BRANO SCELTO:
────────────────
Domenica, 22 settembre 1963

         

Parlare a Giornalisti! c’è di che tremare: i Giornalisti sono i professionisti della parola, sono gli esperti, gli artisti, i profeti della parola! Si può riferire ad essi ciò che Cicerone dice dell’oratore «omnia novit»; il giornalista sa tutto; la virtualità del suo pensiero e del suo linguaggio è tale da mettere in imbarazzo chiunque osi colloquiare con lui, anche se l’interlocutore ha una sua parola grave e densa da proferire; la quale però, a confronto di quella agile, duttile, felice del giornalista, resta timida e stentata e quasi dubbiosa di venire alle labbra.

Parlare a Giornalisti! c’è di che temere: essi sono pronti ed abilissimi a carpire una parola, un’allusione, una frase, e a trovarvi dentro cento significati; e ad attribuirvi quello che essi vogliono; la loro curiosità è una rete tesa, in cui l’incauto che vi si appressa, candido ed ingenuo, cade facilmente, assalito da questioni inattese, da domande compromettenti, da giudizi imprevisti, liberi ed audaci, talvolta inesatti e spietati.

Parlare ai Giornalisti! c’è di che supporre ciò essere superfluo: essi sanno tutto, dicevamo; essi non cambiano certo parere: essi si considerano semplicemente dei trasmettitori delle parole altrui e dei fatti che non li riguardano; si può sospettare ch’essi siano, in fondo, un po’ scettici, quasi indifferenti, troppo scaltriti nel classi-ficare le opinioni altrui per subirne l’influsso e per dare a ciò che ascoltano altro peso che quello professionale, l’interesse cioè per il loro giornale e non per la loro anima.

Queste sono le prime reazioni interiori, che sorgono anche nel Nostro animo all’invito che questo incontro ed altri simili pongono ad un colloquio con Giornalisti. Occorrerebbe almeno tempo e modo per distendere qualche pensiero ordinato e meditato; ciò che in questo momento non Ci è dato di fare. Le prime reazioni, dicevamo; perché altre subito succedono che prevalgono vittoriosamente con una duplice considerazione. La prima: ma vi è mai pubblico più importante a cui rivolgere la parola di quello che alla parola dà la risonanza, dà le ali della stampa? Vi è mai pubblico più attento, più avido, più idoneo a tutto comprendere, a tutto raccogliere, a tutto divulgare? Non è il colloquio con i Giornalisti il più interessante, il più redditizio, il più degno d’essere accolto e servito?

La seconda considerazione poi Ci rende non solo solleciti, ma felici di rispondere al dialogo offerto: sono Giornalisti cattolici! Sono figli, altrettanto abili che fedeli, i quali non altro maggiormente ambiscono che ascoltare una parola del Papa per farla propria e per diffonderla ad altri, con un’attenzione, un’esattezza, una premura, una bontà, che non sarebbe possibile trovare in alcun altro ceto di uditori.
────────────────
DATI RACCOLTI:
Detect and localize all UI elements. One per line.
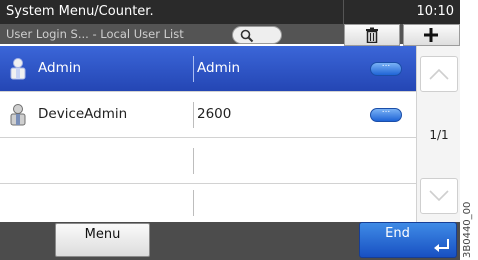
────────────────
ATTIVITÀ DA SVOLGERE:
(a) Rispondi alle domande sul discorso ai giornalisti:
(i) Quale espressione di Cicerone sull'oratore viene riferita ai giornalisti?
(ii) A che cosa viene paragonata la curiosità dei giornalisti?
(iii) Quale caratteristica dei giornalisti è indicata come seconda considerazione?
(b) Continua il discorso ai giornalisti dopo l'ultima frase riportata.

SOLUZIONI:
(a)
(i) «omnia novit», cioè il giornalista sa tutto.
(ii) A una rete tesa.
(iii) Sono giornalisti cattolici.

(b)
E allora: cari Giornalisti cattolici italiani, vi diciamo subito la Nostra compiacenza nel ricevervi, la Nostra soddisfazione nel conoscere qual è stato il vostro Convegno di Bolsena, la Nostra ammirazione per la saggezza delle vostre relazioni, la Nostra fiducia nella vostra Unione, la Nostra speranza nei vostri programmi, la Nostra altissima valutazione della vostra funzione tanto nel campo della nostra società, quanto in quello propriamente cattolico.

Il che equivale a dire che avremmo non una. ma cento cose da dirvi; non penuria, ma sovrabbondanza di argomenti da trattare con voi; e tanto è il Nostro desiderio di aprire a voi il Nostro animo su i problemi della stampa cattolica, che non temeremmo di ripetere cose già, dette e già note, di far Nostri pensieri e propositi vostri, di rischiare perfino di annoiarvi, ritornando su temi tante volte e da tante voci autorevoli già esposti e trattati. tanto in Noi è viva e quasi tormentosa la coscienza dell’importanza e dell’urgenza, della dignità e della bellezza con cui oggi si presentano le questioni relative alla stampa cattolica. Il troppo, non il poco, Ci impedisce in questa occasione d’entrare nel vivo dei vostri argomenti.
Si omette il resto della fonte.